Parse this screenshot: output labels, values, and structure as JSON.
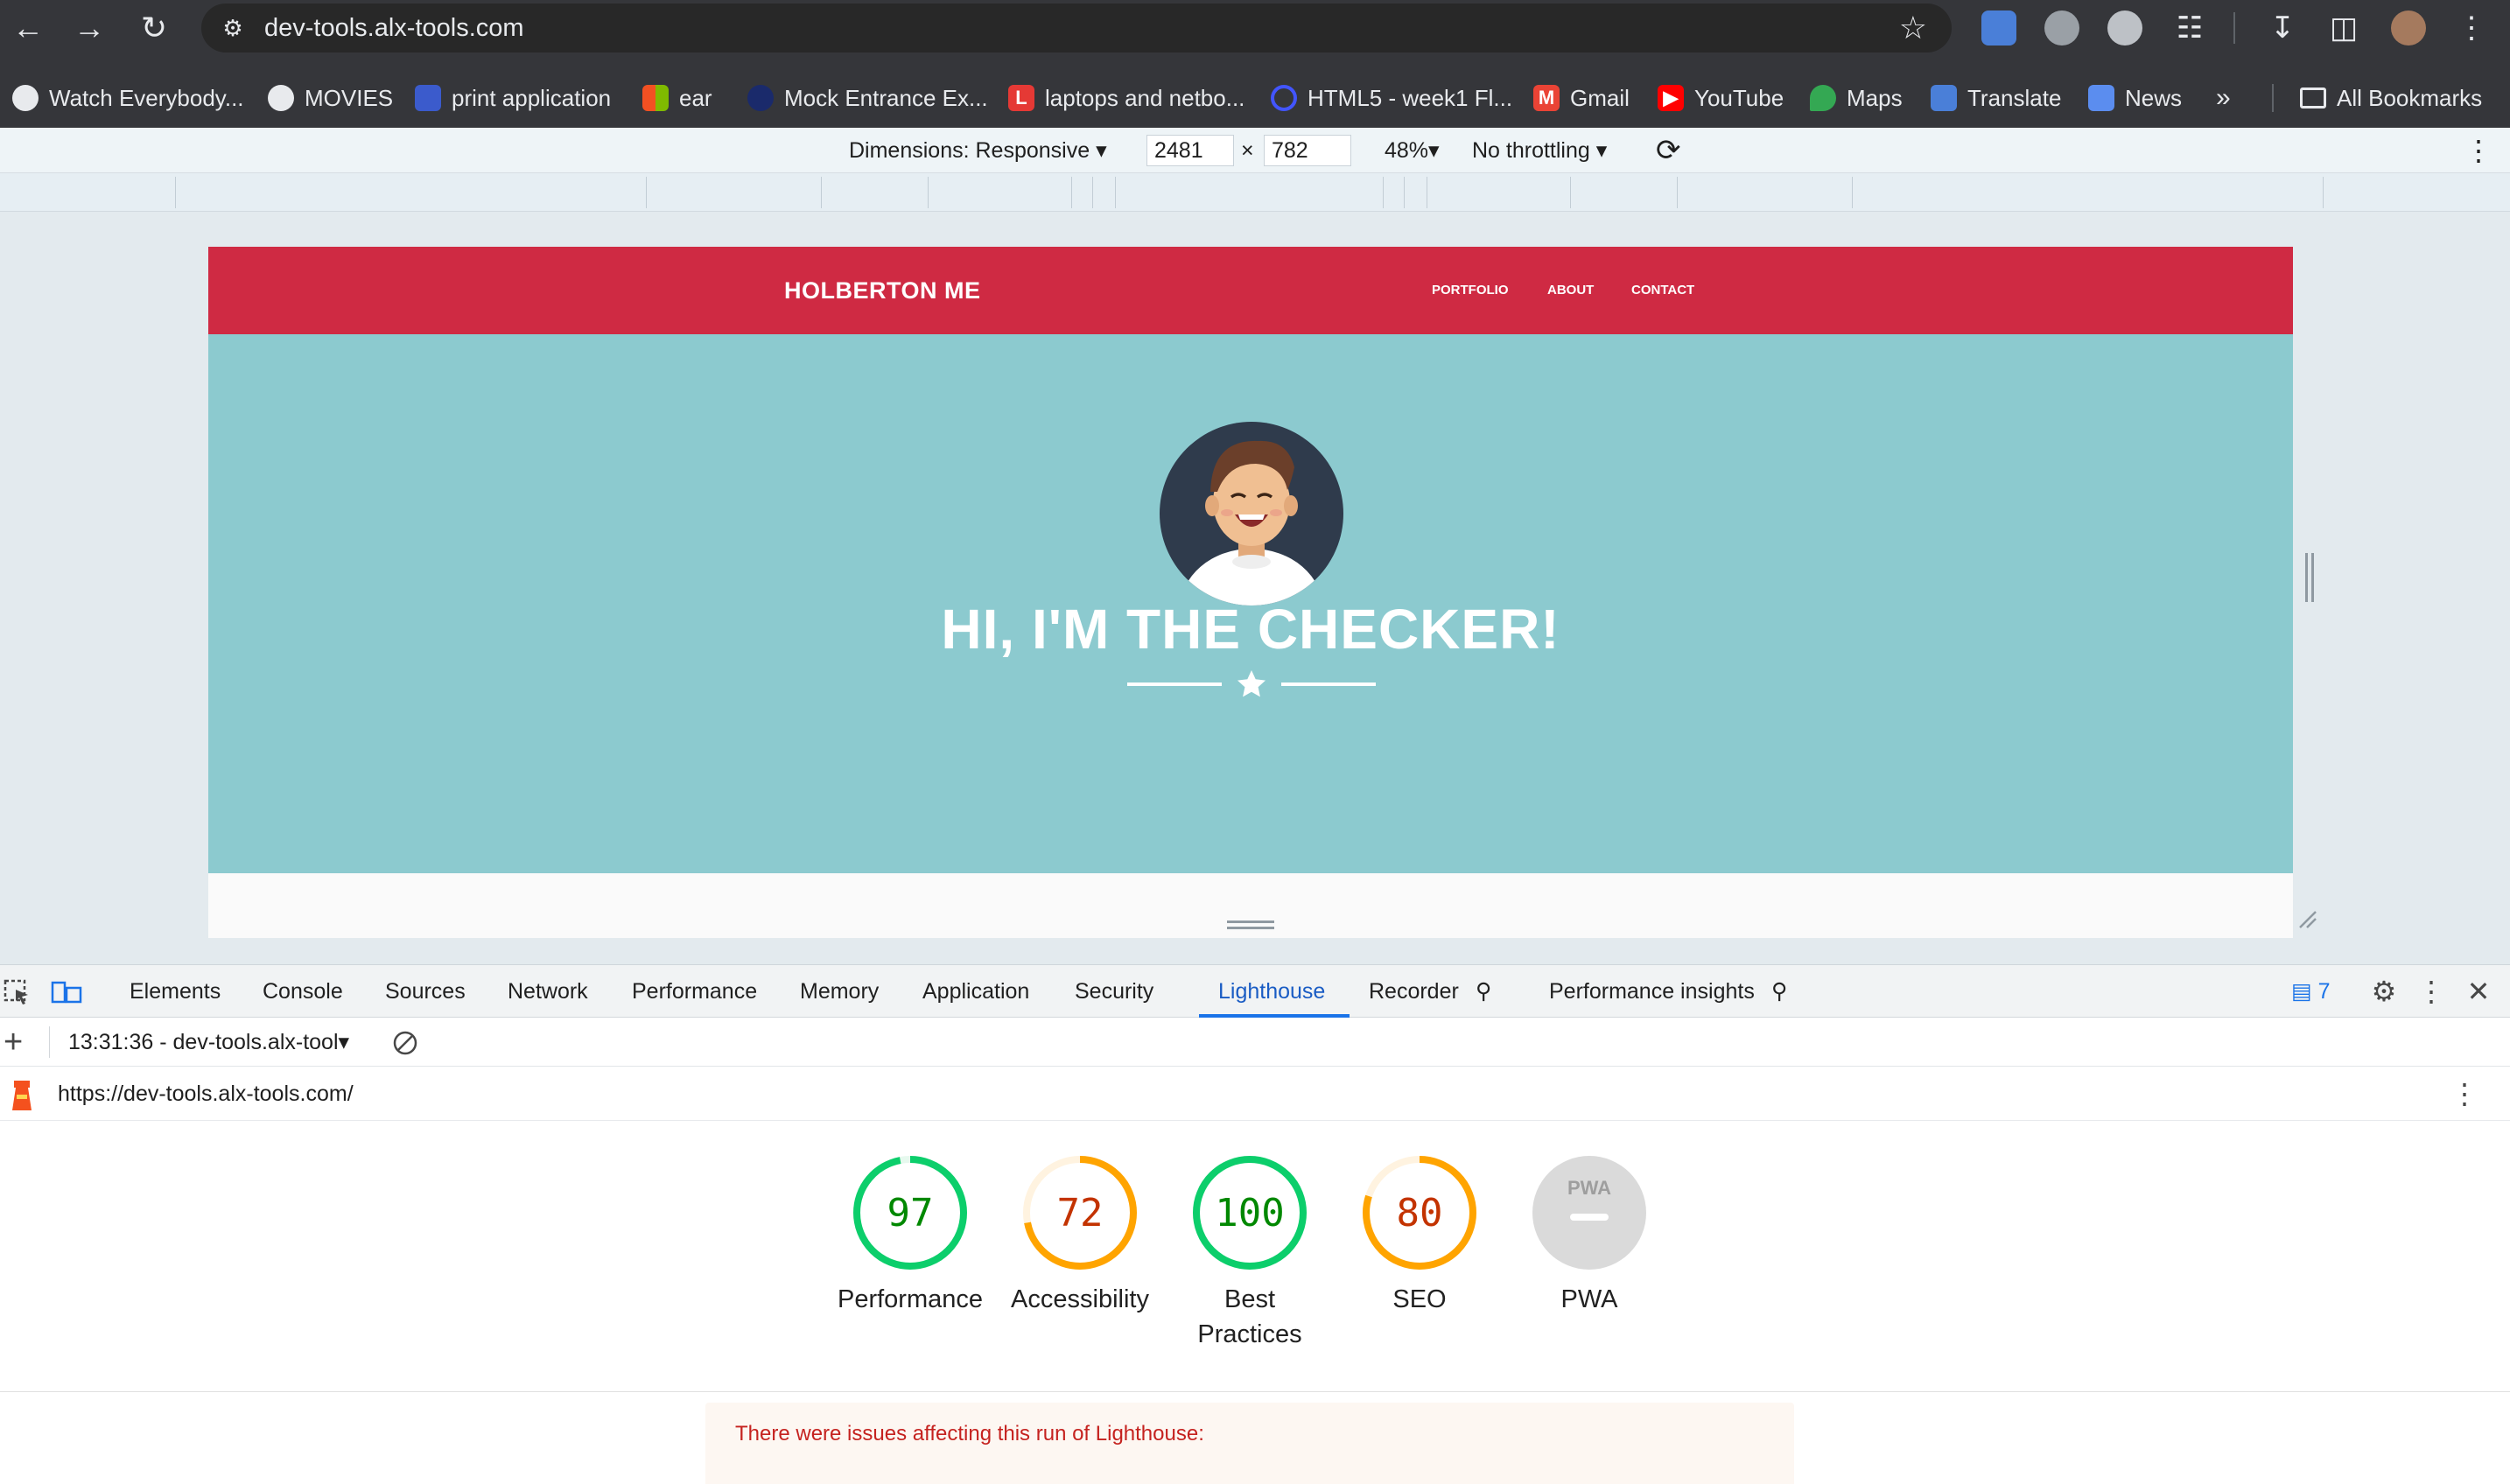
{
  "browser": {
    "url": "dev-tools.alx-tools.com",
    "bookmarks": [
      {
        "label": "Watch Everybody...",
        "icon": "globe-icon"
      },
      {
        "label": "MOVIES",
        "icon": "globe-icon"
      },
      {
        "label": "print application",
        "icon": "print-app-icon"
      },
      {
        "label": "ear",
        "icon": "microsoft-icon"
      },
      {
        "label": "Mock Entrance Ex...",
        "icon": "school-icon"
      },
      {
        "label": "laptops and netbo...",
        "icon": "letter-l-icon"
      },
      {
        "label": "HTML5 - week1 Fl...",
        "icon": "quizlet-icon"
      },
      {
        "label": "Gmail",
        "icon": "gmail-icon"
      },
      {
        "label": "YouTube",
        "icon": "youtube-icon"
      },
      {
        "label": "Maps",
        "icon": "maps-icon"
      },
      {
        "label": "Translate",
        "icon": "translate-icon"
      },
      {
        "label": "News",
        "icon": "news-icon"
      }
    ],
    "all_bookmarks": "All Bookmarks"
  },
  "device_toolbar": {
    "dimensions": "Dimensions: Responsive",
    "width": "2481",
    "times": "×",
    "height": "782",
    "zoom": "48%",
    "throttling": "No throttling"
  },
  "site": {
    "logo": "HOLBERTON ME",
    "nav": [
      "PORTFOLIO",
      "ABOUT",
      "CONTACT"
    ],
    "hero_title": "HI, I'M THE CHECKER!",
    "colors": {
      "header": "#cf2a43",
      "hero": "#8ccacf"
    }
  },
  "devtools": {
    "tabs": [
      "Elements",
      "Console",
      "Sources",
      "Network",
      "Performance",
      "Memory",
      "Application",
      "Security",
      "Lighthouse",
      "Recorder",
      "Performance insights"
    ],
    "active_tab": "Lighthouse",
    "issues_count": "7",
    "report_selector": "13:31:36 - dev-tools.alx-tool",
    "report_url": "https://dev-tools.alx-tools.com/"
  },
  "lighthouse": {
    "scores": [
      {
        "label": "Performance",
        "score": "97",
        "value": 97,
        "color": "#0cce6b",
        "text_color": "#008800"
      },
      {
        "label": "Accessibility",
        "score": "72",
        "value": 72,
        "color": "#ffa400",
        "text_color": "#c33300"
      },
      {
        "label": "Best Practices",
        "label_line1": "Best",
        "label_line2": "Practices",
        "score": "100",
        "value": 100,
        "color": "#0cce6b",
        "text_color": "#008800"
      },
      {
        "label": "SEO",
        "score": "80",
        "value": 80,
        "color": "#ffa400",
        "text_color": "#c33300"
      },
      {
        "label": "PWA",
        "score": "",
        "value": 0,
        "color": "#dadada",
        "text_color": "#9e9e9e"
      }
    ],
    "pwa_badge": "PWA",
    "warning": "There were issues affecting this run of Lighthouse:"
  }
}
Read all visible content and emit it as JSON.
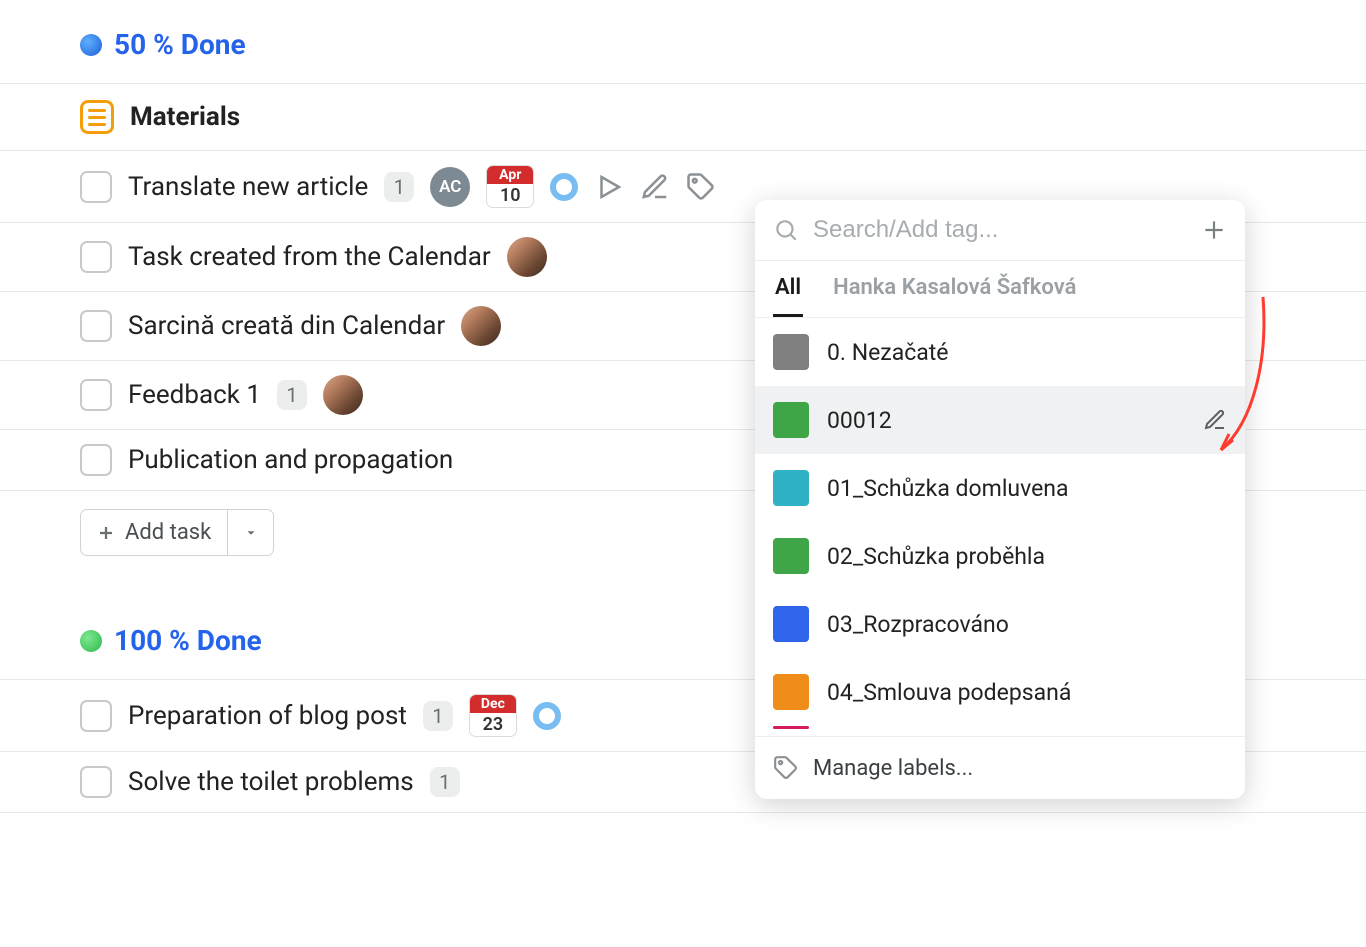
{
  "sections": [
    {
      "dot_color": "status-blue",
      "title": "50 % Done",
      "tasks": [
        {
          "type": "materials",
          "title": "Materials"
        },
        {
          "type": "task",
          "title": "Translate new article",
          "count": "1",
          "avatar": "AC",
          "date": {
            "month": "Apr",
            "day": "10"
          },
          "ring": true,
          "actions": true
        },
        {
          "type": "task",
          "title": "Task created from the Calendar",
          "photo": true
        },
        {
          "type": "task",
          "title": "Sarcină creată din Calendar",
          "photo": true
        },
        {
          "type": "task",
          "title": "Feedback 1",
          "count": "1",
          "photo": true,
          "warning": "orange"
        },
        {
          "type": "task",
          "title": "Publication and propagation"
        }
      ],
      "add_label": "Add task"
    },
    {
      "dot_color": "status-green",
      "title": "100 % Done",
      "tasks": [
        {
          "type": "task",
          "title": "Preparation of blog post",
          "count": "1",
          "date": {
            "month": "Dec",
            "day": "23"
          },
          "ring": true
        },
        {
          "type": "task",
          "title": "Solve the toilet problems",
          "count": "1",
          "warning": "red"
        }
      ]
    }
  ],
  "popover": {
    "placeholder": "Search/Add tag...",
    "tabs": [
      "All",
      "Hanka Kasalová Šafková"
    ],
    "tags": [
      {
        "name": "0. Nezačaté",
        "color": "#808080"
      },
      {
        "name": "00012",
        "color": "#3fa648",
        "hover": true
      },
      {
        "name": "01_Schůzka domluvena",
        "color": "#2fb2c4"
      },
      {
        "name": "02_Schůzka proběhla",
        "color": "#3fa648"
      },
      {
        "name": "03_Rozpracováno",
        "color": "#3064ea"
      },
      {
        "name": "04_Smlouva podepsaná",
        "color": "#f08c1a"
      }
    ],
    "footer": "Manage labels..."
  }
}
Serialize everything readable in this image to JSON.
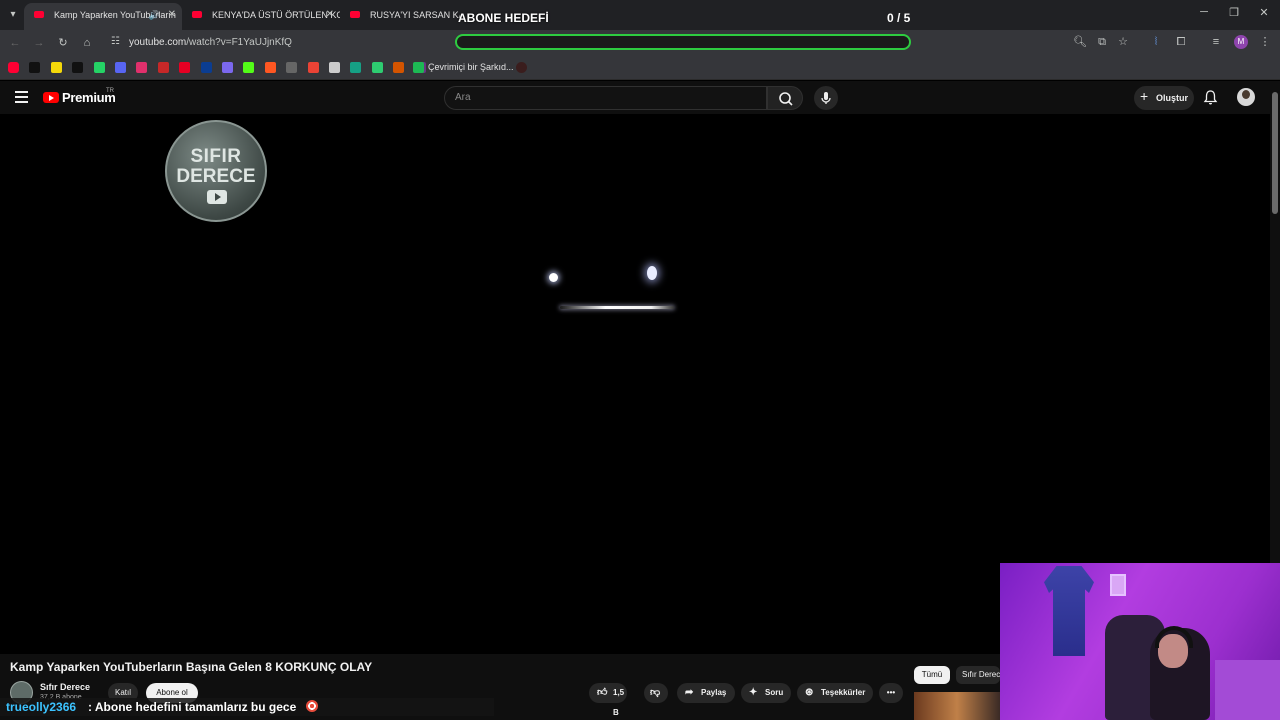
{
  "browser": {
    "tabs": [
      {
        "title": "Kamp Yaparken YouTuberların",
        "active": true,
        "audio": true
      },
      {
        "title": "KENYA'DA ÜSTÜ ÖRTÜLEN KOR",
        "active": false
      },
      {
        "title": "RUSYA'YI SARSAN KARANLIK",
        "active": false
      }
    ],
    "close_glyph": "✕",
    "sound_glyph": "🔊",
    "url_domain": "youtube.com",
    "url_path": "/watch?v=F1YaUJjnKfQ",
    "profile_initial": "M",
    "bookmark_label": "Çevrimiçi bir Şarkıd...",
    "bookmark_colors": [
      "#ff0033",
      "#111111",
      "#f5d90a",
      "#111111",
      "#25d366",
      "#5865f2",
      "#e1306c",
      "#c62828",
      "#e60023",
      "#0b3d91",
      "#7b68ee",
      "#53fc18",
      "#ff5722",
      "#666666",
      "#ea4335",
      "#cccccc",
      "#16a085",
      "#2ecc71",
      "#d35400",
      "#6c3483"
    ]
  },
  "stream_overlay": {
    "goal_title": "ABONE HEDEFİ",
    "goal_count": "0 / 5",
    "goal_progress": 0,
    "bar_color": "#2ecc40"
  },
  "youtube": {
    "brand": "Premium",
    "region": "TR",
    "search_placeholder": "Ara",
    "create_label": "Oluştur"
  },
  "video": {
    "watermark_line1": "SIFIR",
    "watermark_line2": "DERECE",
    "title": "Kamp Yaparken YouTuberların Başına Gelen 8 KORKUNÇ OLAY",
    "channel_name": "Sıfır Derece",
    "channel_subs": "37,2 B abone",
    "join_label": "Katıl",
    "subscribe_label": "Abone ol",
    "likes": "1,5 B",
    "share_label": "Paylaş",
    "ask_label": "Soru",
    "thanks_label": "Teşekkürler",
    "chip_all": "Tümü",
    "chip_channel": "Sıfır Derece"
  },
  "chat": {
    "user": "trueolly2366",
    "message": ": Abone hedefini tamamlarız bu gece"
  },
  "colors": {
    "accent_red": "#ff0000",
    "chat_user": "#3cc3ff",
    "webcam_light": "#b23de0"
  }
}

◆ Aim
Each record above is to be restated exactly, with its pictures removed from the copy.

◆ Correct result
Parse this screenshot: output labels, values, and structure as JSON.
{
  "browser": {
    "url": "dev-tools.alx-tools.com",
    "bookmarks": [
      {
        "label": "Watch Everybody...",
        "icon": "globe-icon"
      },
      {
        "label": "MOVIES",
        "icon": "globe-icon"
      },
      {
        "label": "print application",
        "icon": "print-app-icon"
      },
      {
        "label": "ear",
        "icon": "microsoft-icon"
      },
      {
        "label": "Mock Entrance Ex...",
        "icon": "school-icon"
      },
      {
        "label": "laptops and netbo...",
        "icon": "letter-l-icon"
      },
      {
        "label": "HTML5 - week1 Fl...",
        "icon": "quizlet-icon"
      },
      {
        "label": "Gmail",
        "icon": "gmail-icon"
      },
      {
        "label": "YouTube",
        "icon": "youtube-icon"
      },
      {
        "label": "Maps",
        "icon": "maps-icon"
      },
      {
        "label": "Translate",
        "icon": "translate-icon"
      },
      {
        "label": "News",
        "icon": "news-icon"
      }
    ],
    "all_bookmarks": "All Bookmarks"
  },
  "device_toolbar": {
    "dimensions": "Dimensions: Responsive",
    "width": "2481",
    "times": "×",
    "height": "782",
    "zoom": "48%",
    "throttling": "No throttling"
  },
  "site": {
    "logo": "HOLBERTON ME",
    "nav": [
      "PORTFOLIO",
      "ABOUT",
      "CONTACT"
    ],
    "hero_title": "HI, I'M THE CHECKER!",
    "colors": {
      "header": "#cf2a43",
      "hero": "#8ccacf"
    }
  },
  "devtools": {
    "tabs": [
      "Elements",
      "Console",
      "Sources",
      "Network",
      "Performance",
      "Memory",
      "Application",
      "Security",
      "Lighthouse",
      "Recorder",
      "Performance insights"
    ],
    "active_tab": "Lighthouse",
    "issues_count": "7",
    "report_selector": "13:31:36 - dev-tools.alx-tool",
    "report_url": "https://dev-tools.alx-tools.com/"
  },
  "lighthouse": {
    "scores": [
      {
        "label": "Performance",
        "score": "97",
        "value": 97,
        "color": "#0cce6b",
        "text_color": "#008800"
      },
      {
        "label": "Accessibility",
        "score": "72",
        "value": 72,
        "color": "#ffa400",
        "text_color": "#c33300"
      },
      {
        "label": "Best Practices",
        "label_line1": "Best",
        "label_line2": "Practices",
        "score": "100",
        "value": 100,
        "color": "#0cce6b",
        "text_color": "#008800"
      },
      {
        "label": "SEO",
        "score": "80",
        "value": 80,
        "color": "#ffa400",
        "text_color": "#c33300"
      },
      {
        "label": "PWA",
        "score": "",
        "value": 0,
        "color": "#dadada",
        "text_color": "#9e9e9e"
      }
    ],
    "pwa_badge": "PWA",
    "warning": "There were issues affecting this run of Lighthouse:"
  }
}
Read all visible content and emit it as JSON.
{
  "sections": [
    {
      "dot_color": "status-blue",
      "title": "50 % Done",
      "tasks": [
        {
          "type": "materials",
          "title": "Materials"
        },
        {
          "type": "task",
          "title": "Translate new article",
          "count": "1",
          "avatar": "AC",
          "date": {
            "month": "Apr",
            "day": "10"
          },
          "ring": true,
          "actions": true
        },
        {
          "type": "task",
          "title": "Task created from the Calendar",
          "photo": true
        },
        {
          "type": "task",
          "title": "Sarcină creată din Calendar",
          "photo": true
        },
        {
          "type": "task",
          "title": "Feedback 1",
          "count": "1",
          "photo": true,
          "warning": "orange"
        },
        {
          "type": "task",
          "title": "Publication and propagation"
        }
      ],
      "add_label": "Add task"
    },
    {
      "dot_color": "status-green",
      "title": "100 % Done",
      "tasks": [
        {
          "type": "task",
          "title": "Preparation of blog post",
          "count": "1",
          "date": {
            "month": "Dec",
            "day": "23"
          },
          "ring": true
        },
        {
          "type": "task",
          "title": "Solve the toilet problems",
          "count": "1",
          "warning": "red"
        }
      ]
    }
  ],
  "popover": {
    "placeholder": "Search/Add tag...",
    "tabs": [
      "All",
      "Hanka Kasalová Šafková"
    ],
    "tags": [
      {
        "name": "0. Nezačaté",
        "color": "#808080"
      },
      {
        "name": "00012",
        "color": "#3fa648",
        "hover": true
      },
      {
        "name": "01_Schůzka domluvena",
        "color": "#2fb2c4"
      },
      {
        "name": "02_Schůzka proběhla",
        "color": "#3fa648"
      },
      {
        "name": "03_Rozpracováno",
        "color": "#3064ea"
      },
      {
        "name": "04_Smlouva podepsaná",
        "color": "#f08c1a"
      }
    ],
    "footer": "Manage labels..."
  }
}
Serialize everything readable in this image to JSON.
{
  "browser": {
    "tabs": [
      {
        "title": "Kamp Yaparken YouTuberların",
        "active": true,
        "audio": true
      },
      {
        "title": "KENYA'DA ÜSTÜ ÖRTÜLEN KOR",
        "active": false
      },
      {
        "title": "RUSYA'YI SARSAN KARANLIK",
        "active": false
      }
    ],
    "close_glyph": "✕",
    "sound_glyph": "🔊",
    "url_domain": "youtube.com",
    "url_path": "/watch?v=F1YaUJjnKfQ",
    "profile_initial": "M",
    "bookmark_label": "Çevrimiçi bir Şarkıd...",
    "bookmark_colors": [
      "#ff0033",
      "#111111",
      "#f5d90a",
      "#111111",
      "#25d366",
      "#5865f2",
      "#e1306c",
      "#c62828",
      "#e60023",
      "#0b3d91",
      "#7b68ee",
      "#53fc18",
      "#ff5722",
      "#666666",
      "#ea4335",
      "#cccccc",
      "#16a085",
      "#2ecc71",
      "#d35400",
      "#6c3483"
    ]
  },
  "stream_overlay": {
    "goal_title": "ABONE HEDEFİ",
    "goal_count": "0 / 5",
    "goal_progress": 0,
    "bar_color": "#2ecc40"
  },
  "youtube": {
    "brand": "Premium",
    "region": "TR",
    "search_placeholder": "Ara",
    "create_label": "Oluştur"
  },
  "video": {
    "watermark_line1": "SIFIR",
    "watermark_line2": "DERECE",
    "title": "Kamp Yaparken YouTuberların Başına Gelen 8 KORKUNÇ OLAY",
    "channel_name": "Sıfır Derece",
    "channel_subs": "37,2 B abone",
    "join_label": "Katıl",
    "subscribe_label": "Abone ol",
    "likes": "1,5 B",
    "share_label": "Paylaş",
    "ask_label": "Soru",
    "thanks_label": "Teşekkürler",
    "chip_all": "Tümü",
    "chip_channel": "Sıfır Derece"
  },
  "chat": {
    "user": "trueolly2366",
    "message": ": Abone hedefini tamamlarız bu gece"
  },
  "colors": {
    "accent_red": "#ff0000",
    "chat_user": "#3cc3ff",
    "webcam_light": "#b23de0"
  }
}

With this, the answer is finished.